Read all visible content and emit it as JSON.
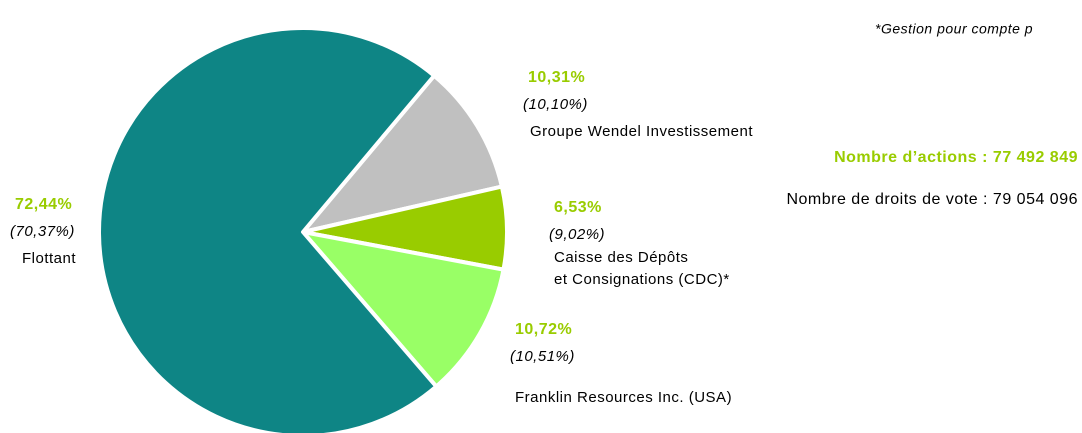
{
  "chart_data": {
    "type": "pie",
    "note": "*Gestion pour compte p",
    "annotations": [
      "Nombre d’actions : 77 492 849",
      "Nombre de droits de vote : 79 054 096"
    ],
    "categories": [
      "Flottant",
      "Groupe Wendel Investissement",
      [
        "Caisse des Dépôts",
        "et Consignations (CDC)*"
      ],
      "Franklin Resources Inc. (USA)"
    ],
    "series": [
      {
        "values": [
          72.44,
          10.31,
          6.53,
          10.72
        ],
        "value_labels": [
          "72,44%",
          "10,31%",
          "6,53%",
          "10,72%"
        ],
        "colors": [
          "#0e8585",
          "#c0c0c0",
          "#99cc00",
          "#99ff66"
        ]
      },
      {
        "values": [
          70.37,
          10.1,
          9.02,
          10.51
        ],
        "value_labels": [
          "(70,37%)",
          "(10,10%)",
          "(9,02%)",
          "(10,51%)"
        ]
      }
    ]
  }
}
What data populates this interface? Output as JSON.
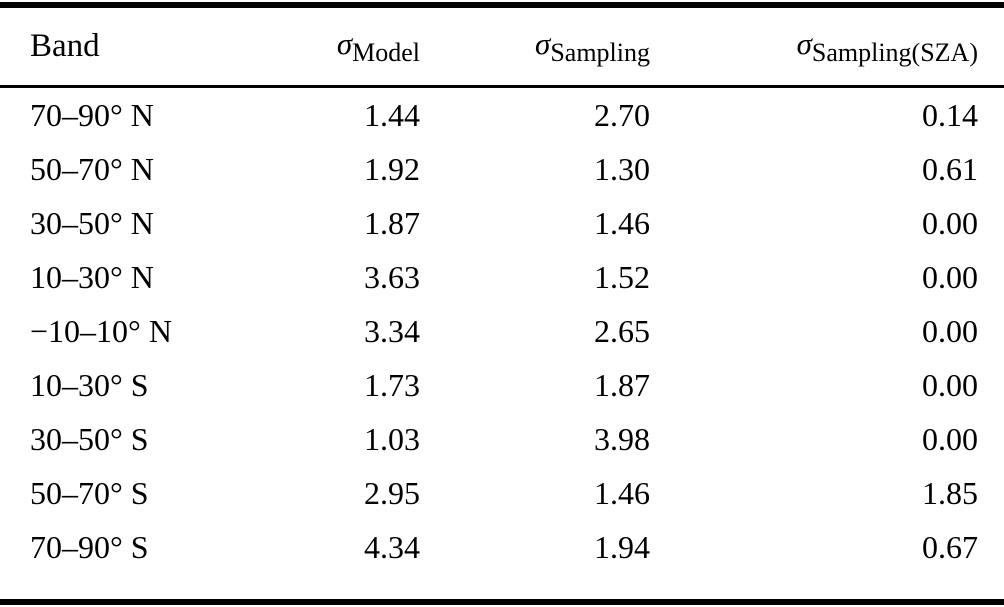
{
  "colors": {
    "background": "#ffffff",
    "text": "#000000",
    "rule": "#000000"
  },
  "header": {
    "band_label": "Band",
    "cols": [
      {
        "symbol": "σ",
        "sub": "Model"
      },
      {
        "symbol": "σ",
        "sub": "Sampling"
      },
      {
        "symbol": "σ",
        "sub": "Sampling(SZA)"
      }
    ]
  },
  "rows": [
    {
      "band": "70–90° N",
      "model": "1.44",
      "sampling": "2.70",
      "sampling_sza": "0.14"
    },
    {
      "band": "50–70° N",
      "model": "1.92",
      "sampling": "1.30",
      "sampling_sza": "0.61"
    },
    {
      "band": "30–50° N",
      "model": "1.87",
      "sampling": "1.46",
      "sampling_sza": "0.00"
    },
    {
      "band": "10–30° N",
      "model": "3.63",
      "sampling": "1.52",
      "sampling_sza": "0.00"
    },
    {
      "band": "−10–10° N",
      "model": "3.34",
      "sampling": "2.65",
      "sampling_sza": "0.00"
    },
    {
      "band": "10–30° S",
      "model": "1.73",
      "sampling": "1.87",
      "sampling_sza": "0.00"
    },
    {
      "band": "30–50° S",
      "model": "1.03",
      "sampling": "3.98",
      "sampling_sza": "0.00"
    },
    {
      "band": "50–70° S",
      "model": "2.95",
      "sampling": "1.46",
      "sampling_sza": "1.85"
    },
    {
      "band": "70–90° S",
      "model": "4.34",
      "sampling": "1.94",
      "sampling_sza": "0.67"
    }
  ],
  "chart_data": {
    "type": "table",
    "title": "",
    "columns": [
      "Band",
      "σ_Model",
      "σ_Sampling",
      "σ_Sampling(SZA)"
    ],
    "categories": [
      "70–90° N",
      "50–70° N",
      "30–50° N",
      "10–30° N",
      "−10–10° N",
      "10–30° S",
      "30–50° S",
      "50–70° S",
      "70–90° S"
    ],
    "series": [
      {
        "name": "σ_Model",
        "values": [
          1.44,
          1.92,
          1.87,
          3.63,
          3.34,
          1.73,
          1.03,
          2.95,
          4.34
        ]
      },
      {
        "name": "σ_Sampling",
        "values": [
          2.7,
          1.3,
          1.46,
          1.52,
          2.65,
          1.87,
          3.98,
          1.46,
          1.94
        ]
      },
      {
        "name": "σ_Sampling(SZA)",
        "values": [
          0.14,
          0.61,
          0.0,
          0.0,
          0.0,
          0.0,
          0.0,
          1.85,
          0.67
        ]
      }
    ]
  }
}
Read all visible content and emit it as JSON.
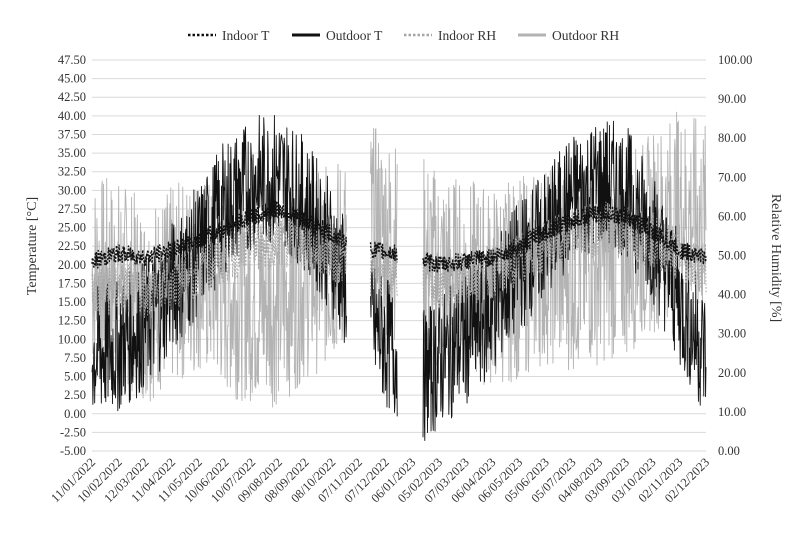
{
  "chart_data": {
    "type": "line",
    "title": "",
    "xlabel": "",
    "ylabel": "Temperature [°C]",
    "y2label": "Relative Humidity [%]",
    "ylim": [
      -5,
      47.5
    ],
    "y2lim": [
      0,
      100
    ],
    "xlim": [
      "2022-01-11",
      "2023-12-02"
    ],
    "grid": "horizontal",
    "legend": "top-center",
    "x_tick_labels": [
      "11/01/2022",
      "10/02/2022",
      "12/03/2022",
      "11/04/2022",
      "11/05/2022",
      "10/06/2022",
      "10/07/2022",
      "09/08/2022",
      "08/09/2022",
      "08/10/2022",
      "07/11/2022",
      "07/12/2022",
      "06/01/2023",
      "05/02/2023",
      "07/03/2023",
      "06/04/2023",
      "06/05/2023",
      "05/06/2023",
      "05/07/2023",
      "04/08/2023",
      "03/09/2023",
      "03/10/2023",
      "02/11/2023",
      "02/12/2023"
    ],
    "y_tick_labels": [
      "-5.00",
      "-2.50",
      "0.00",
      "2.50",
      "5.00",
      "7.50",
      "10.00",
      "12.50",
      "15.00",
      "17.50",
      "20.00",
      "22.50",
      "25.00",
      "27.50",
      "30.00",
      "32.50",
      "35.00",
      "37.50",
      "40.00",
      "42.50",
      "45.00",
      "47.50"
    ],
    "y2_tick_labels": [
      "0.00",
      "10.00",
      "20.00",
      "30.00",
      "40.00",
      "50.00",
      "60.00",
      "70.00",
      "80.00",
      "90.00",
      "100.00"
    ],
    "gaps": [
      [
        "2022-10-24",
        "2022-11-20"
      ],
      [
        "2022-12-20",
        "2023-01-18"
      ]
    ],
    "series": [
      {
        "name": "Indoor T",
        "axis": "left",
        "color": "#111111",
        "dash": "dotted",
        "x": [
          "2022-01-11",
          "2022-02-10",
          "2022-03-12",
          "2022-04-11",
          "2022-05-11",
          "2022-06-10",
          "2022-07-10",
          "2022-08-09",
          "2022-09-08",
          "2022-10-08",
          "2022-10-23",
          "2022-11-21",
          "2022-12-19",
          "2023-01-19",
          "2023-02-05",
          "2023-03-07",
          "2023-04-06",
          "2023-05-06",
          "2023-06-05",
          "2023-07-05",
          "2023-08-04",
          "2023-09-03",
          "2023-10-03",
          "2023-11-02",
          "2023-12-02"
        ],
        "values": [
          20.5,
          21.5,
          21.0,
          22.0,
          23.5,
          25.0,
          26.5,
          27.5,
          26.0,
          24.0,
          23.0,
          22.0,
          21.5,
          20.5,
          20.0,
          20.5,
          21.0,
          22.5,
          24.5,
          26.0,
          27.0,
          26.5,
          24.5,
          22.0,
          21.0
        ]
      },
      {
        "name": "Outdoor T",
        "axis": "left",
        "color": "#111111",
        "dash": "solid",
        "x": [
          "2022-01-11",
          "2022-02-10",
          "2022-03-12",
          "2022-04-11",
          "2022-05-11",
          "2022-06-10",
          "2022-07-10",
          "2022-08-09",
          "2022-09-08",
          "2022-10-08",
          "2022-10-23",
          "2022-11-21",
          "2022-12-19",
          "2023-01-19",
          "2023-02-05",
          "2023-03-07",
          "2023-04-06",
          "2023-05-06",
          "2023-06-05",
          "2023-07-05",
          "2023-08-04",
          "2023-09-03",
          "2023-10-03",
          "2023-11-02",
          "2023-12-02"
        ],
        "values": [
          8.0,
          9.0,
          12.0,
          17.0,
          22.0,
          28.0,
          31.0,
          32.0,
          28.0,
          22.0,
          17.0,
          12.0,
          8.0,
          5.0,
          7.0,
          10.0,
          14.0,
          20.0,
          24.0,
          29.0,
          31.0,
          30.0,
          24.0,
          15.0,
          8.0
        ]
      },
      {
        "name": "Indoor RH",
        "axis": "right",
        "color": "#a6a6a6",
        "dash": "dotted",
        "x": [
          "2022-01-11",
          "2022-02-10",
          "2022-03-12",
          "2022-04-11",
          "2022-05-11",
          "2022-06-10",
          "2022-07-10",
          "2022-08-09",
          "2022-09-08",
          "2022-10-08",
          "2022-10-23",
          "2022-11-21",
          "2022-12-19",
          "2023-01-19",
          "2023-02-05",
          "2023-03-07",
          "2023-04-06",
          "2023-05-06",
          "2023-06-05",
          "2023-07-05",
          "2023-08-04",
          "2023-09-03",
          "2023-10-03",
          "2023-11-02",
          "2023-12-02"
        ],
        "values": [
          40,
          42,
          41,
          43,
          46,
          50,
          52,
          54,
          53,
          50,
          49,
          47,
          46,
          44,
          43,
          44,
          46,
          49,
          52,
          55,
          57,
          56,
          54,
          50,
          47
        ]
      },
      {
        "name": "Outdoor RH",
        "axis": "right",
        "color": "#b3b3b3",
        "dash": "solid",
        "x": [
          "2022-01-11",
          "2022-02-10",
          "2022-03-12",
          "2022-04-11",
          "2022-05-11",
          "2022-06-10",
          "2022-07-10",
          "2022-08-09",
          "2022-09-08",
          "2022-10-08",
          "2022-10-23",
          "2022-11-21",
          "2022-12-19",
          "2023-01-19",
          "2023-02-05",
          "2023-03-07",
          "2023-04-06",
          "2023-05-06",
          "2023-06-05",
          "2023-07-05",
          "2023-08-04",
          "2023-09-03",
          "2023-10-03",
          "2023-11-02",
          "2023-12-02"
        ],
        "values": [
          45,
          44,
          38,
          42,
          46,
          40,
          38,
          37,
          44,
          48,
          52,
          58,
          54,
          50,
          46,
          44,
          42,
          44,
          48,
          46,
          48,
          50,
          56,
          62,
          58
        ]
      }
    ]
  }
}
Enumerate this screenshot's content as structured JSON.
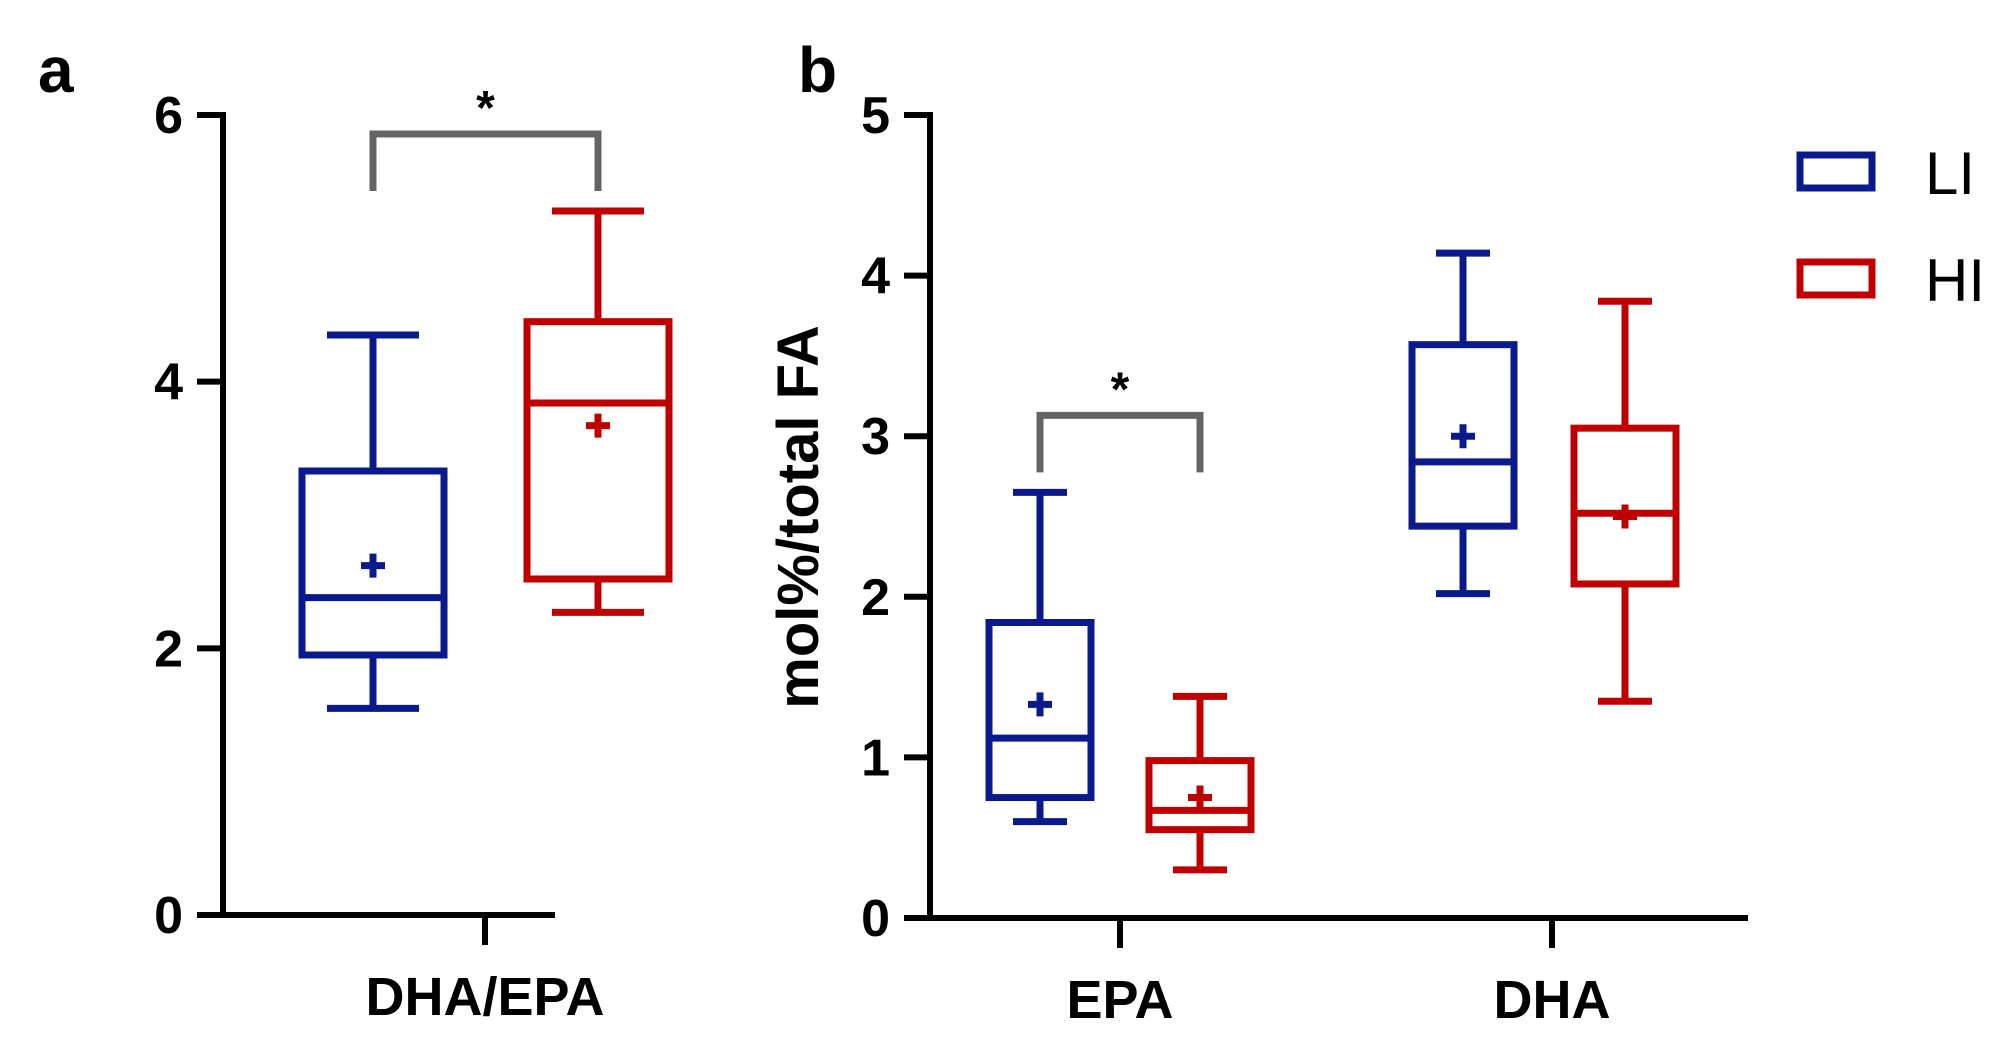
{
  "colors": {
    "LI": "#0a1a8c",
    "HI": "#c00000",
    "bracket": "#646464",
    "axis": "#000000"
  },
  "legend": [
    {
      "key": "LI",
      "label": "LI"
    },
    {
      "key": "HI",
      "label": "HI"
    }
  ],
  "chart_data": [
    {
      "panel": "a",
      "type": "box",
      "title": "",
      "xlabel": "",
      "ylabel": "",
      "ylim": [
        0,
        6
      ],
      "yticks": [
        0,
        2,
        4,
        6
      ],
      "categories": [
        "DHA/EPA"
      ],
      "series": [
        {
          "name": "LI",
          "category": "DHA/EPA",
          "min": 1.55,
          "q1": 1.95,
          "median": 2.38,
          "q3": 3.33,
          "max": 4.35,
          "mean": 2.62
        },
        {
          "name": "HI",
          "category": "DHA/EPA",
          "min": 2.27,
          "q1": 2.52,
          "median": 3.84,
          "q3": 4.45,
          "max": 5.28,
          "mean": 3.67
        }
      ],
      "significance": [
        {
          "category": "DHA/EPA",
          "label": "*"
        }
      ]
    },
    {
      "panel": "b",
      "type": "box",
      "title": "",
      "xlabel": "",
      "ylabel": "mol%/total FA",
      "ylim": [
        0,
        5
      ],
      "yticks": [
        0,
        1,
        2,
        3,
        4,
        5
      ],
      "categories": [
        "EPA",
        "DHA"
      ],
      "series": [
        {
          "name": "LI",
          "category": "EPA",
          "min": 0.6,
          "q1": 0.75,
          "median": 1.12,
          "q3": 1.84,
          "max": 2.65,
          "mean": 1.33
        },
        {
          "name": "HI",
          "category": "EPA",
          "min": 0.3,
          "q1": 0.55,
          "median": 0.67,
          "q3": 0.98,
          "max": 1.38,
          "mean": 0.75
        },
        {
          "name": "LI",
          "category": "DHA",
          "min": 2.02,
          "q1": 2.44,
          "median": 2.84,
          "q3": 3.57,
          "max": 4.14,
          "mean": 3.0
        },
        {
          "name": "HI",
          "category": "DHA",
          "min": 1.35,
          "q1": 2.08,
          "median": 2.52,
          "q3": 3.05,
          "max": 3.84,
          "mean": 2.5
        }
      ],
      "significance": [
        {
          "category": "EPA",
          "label": "*"
        }
      ]
    }
  ]
}
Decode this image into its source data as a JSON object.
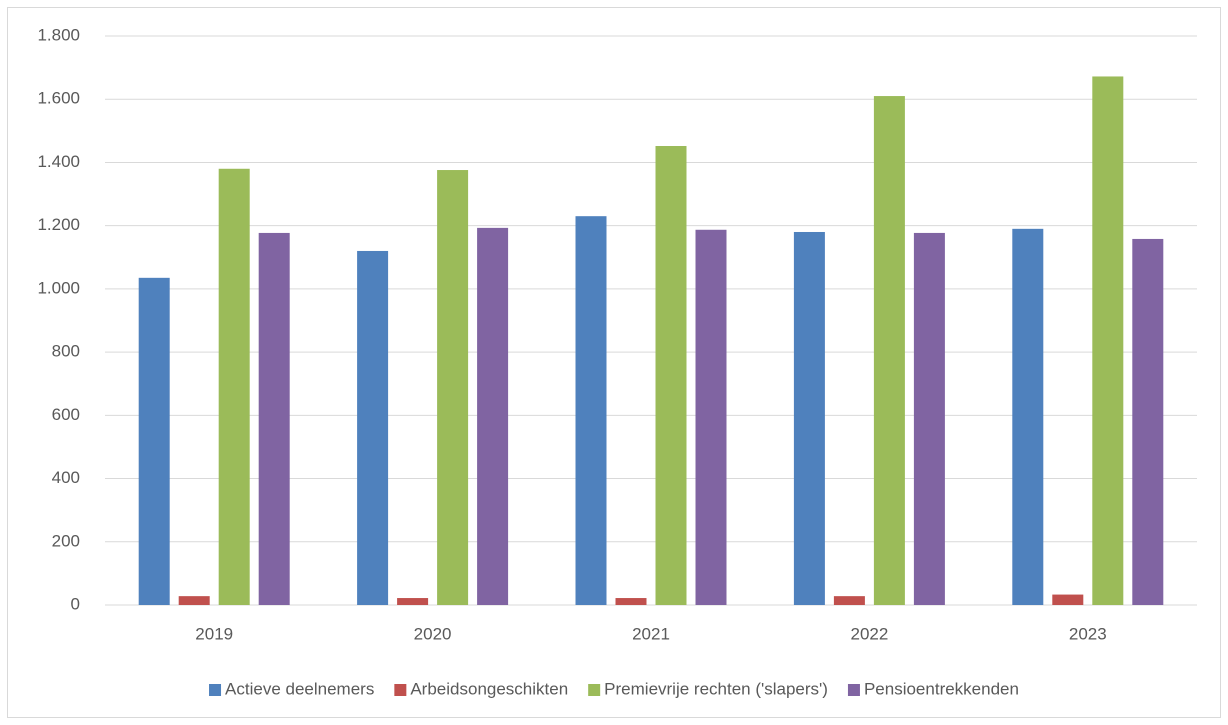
{
  "chart_data": {
    "type": "bar",
    "categories": [
      "2019",
      "2020",
      "2021",
      "2022",
      "2023"
    ],
    "series": [
      {
        "name": "Actieve deelnemers",
        "color": "#4f81bd",
        "values": [
          1035,
          1120,
          1230,
          1180,
          1190
        ]
      },
      {
        "name": "Arbeidsongeschikten",
        "color": "#c0504d",
        "values": [
          28,
          22,
          22,
          28,
          33
        ]
      },
      {
        "name": "Premievrije rechten ('slapers')",
        "color": "#9bbb59",
        "values": [
          1380,
          1376,
          1452,
          1610,
          1672
        ]
      },
      {
        "name": "Pensioentrekkenden",
        "color": "#8064a2",
        "values": [
          1177,
          1193,
          1187,
          1177,
          1158
        ]
      }
    ],
    "ylim": [
      0,
      1800
    ],
    "yticks": [
      0,
      200,
      400,
      600,
      800,
      {
        "value": 1000,
        "label": "1.000"
      },
      {
        "value": 1200,
        "label": "1.200"
      },
      {
        "value": 1400,
        "label": "1.400"
      },
      {
        "value": 1600,
        "label": "1.600"
      },
      {
        "value": 1800,
        "label": "1.800"
      }
    ],
    "grid": true,
    "legend": "bottom"
  }
}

------------------------------------------------------------

- [TASK DIRECTIONS]:
Write out exactly the lines from the one that contains "Decode this image" through the last line of the data above, both included. Leave every picture out.

- [FINAL ANSWER]:
Decode this image into its source data as a JSON object.
{
  "chart_data": {
    "type": "bar",
    "categories": [
      "2019",
      "2020",
      "2021",
      "2022",
      "2023"
    ],
    "series": [
      {
        "name": "Actieve deelnemers",
        "color": "#4f81bd",
        "values": [
          1035,
          1120,
          1230,
          1180,
          1190
        ]
      },
      {
        "name": "Arbeidsongeschikten",
        "color": "#c0504d",
        "values": [
          28,
          22,
          22,
          28,
          33
        ]
      },
      {
        "name": "Premievrije rechten ('slapers')",
        "color": "#9bbb59",
        "values": [
          1380,
          1376,
          1452,
          1610,
          1672
        ]
      },
      {
        "name": "Pensioentrekkenden",
        "color": "#8064a2",
        "values": [
          1177,
          1193,
          1187,
          1177,
          1158
        ]
      }
    ],
    "ylim": [
      0,
      1800
    ],
    "yticks": [
      0,
      200,
      400,
      600,
      800,
      {
        "value": 1000,
        "label": "1.000"
      },
      {
        "value": 1200,
        "label": "1.200"
      },
      {
        "value": 1400,
        "label": "1.400"
      },
      {
        "value": 1600,
        "label": "1.600"
      },
      {
        "value": 1800,
        "label": "1.800"
      }
    ],
    "grid": true,
    "legend": "bottom"
  }
}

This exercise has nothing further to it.